Dataset items:

BEGIN

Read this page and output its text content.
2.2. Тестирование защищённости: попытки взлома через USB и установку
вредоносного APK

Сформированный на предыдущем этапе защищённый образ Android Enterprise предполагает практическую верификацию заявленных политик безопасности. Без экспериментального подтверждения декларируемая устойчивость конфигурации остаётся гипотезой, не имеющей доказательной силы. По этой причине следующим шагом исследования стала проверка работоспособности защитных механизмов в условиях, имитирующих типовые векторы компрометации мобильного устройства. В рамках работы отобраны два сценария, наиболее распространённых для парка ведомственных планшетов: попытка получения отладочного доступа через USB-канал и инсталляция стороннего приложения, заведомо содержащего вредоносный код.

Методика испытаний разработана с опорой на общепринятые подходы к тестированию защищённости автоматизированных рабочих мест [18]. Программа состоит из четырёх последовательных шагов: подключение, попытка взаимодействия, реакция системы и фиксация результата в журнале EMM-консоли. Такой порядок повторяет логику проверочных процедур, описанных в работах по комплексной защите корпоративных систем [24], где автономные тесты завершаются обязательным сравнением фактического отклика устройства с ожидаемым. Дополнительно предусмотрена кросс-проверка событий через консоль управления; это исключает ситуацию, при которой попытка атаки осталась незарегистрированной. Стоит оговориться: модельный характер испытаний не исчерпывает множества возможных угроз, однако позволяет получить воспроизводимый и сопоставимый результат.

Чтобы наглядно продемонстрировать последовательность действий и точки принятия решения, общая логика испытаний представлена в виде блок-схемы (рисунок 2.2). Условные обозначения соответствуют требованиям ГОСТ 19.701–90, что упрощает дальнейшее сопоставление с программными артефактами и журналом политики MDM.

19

END

What you need to do ::
Nothing may be left out: return each entry exactly as it reads.

Solved problem ::
Read this page and output its text content.
2.2. Тестирование защищённости: попытки взлома через USB и установку
вредоносного APK

Сформированный на предыдущем этапе защищённый образ Android Enterprise предполагает практическую верификацию заявленных политик безопасности. Без экспериментального подтверждения декларируемая устойчивость конфигурации остаётся гипотезой, не имеющей доказательной силы. По этой причине следующим шагом исследования стала проверка работоспособности защитных механизмов в условиях, имитирующих типовые векторы компрометации мобильного устройства. В рамках работы отобраны два сценария, наиболее распространённых для парка ведомственных планшетов: попытка получения отладочного доступа через USB-канал и инсталляция стороннего приложения, заведомо содержащего вредоносный код.

Методика испытаний разработана с опорой на общепринятые подходы к тестированию защищённости автоматизированных рабочих мест [18]. Программа состоит из четырёх последовательных шагов: подключение, попытка взаимодействия, реакция системы и фиксация результата в журнале EMM-консоли. Такой порядок повторяет логику проверочных процедур, описанных в работах по комплексной защите корпоративных систем [24], где автономные тесты завершаются обязательным сравнением фактического отклика устройства с ожидаемым. Дополнительно предусмотрена кросс-проверка событий через консоль управления; это исключает ситуацию, при которой попытка атаки осталась незарегистрированной. Стоит оговориться: модельный характер испытаний не исчерпывает множества возможных угроз, однако позволяет получить воспроизводимый и сопоставимый результат.

Чтобы наглядно продемонстрировать последовательность действий и точки принятия решения, общая логика испытаний представлена в виде блок-схемы (рисунок 2.2). Условные обозначения соответствуют требованиям ГОСТ 19.701–90, что упрощает дальнейшее сопоставление с программными артефактами и журналом политики MDM.

19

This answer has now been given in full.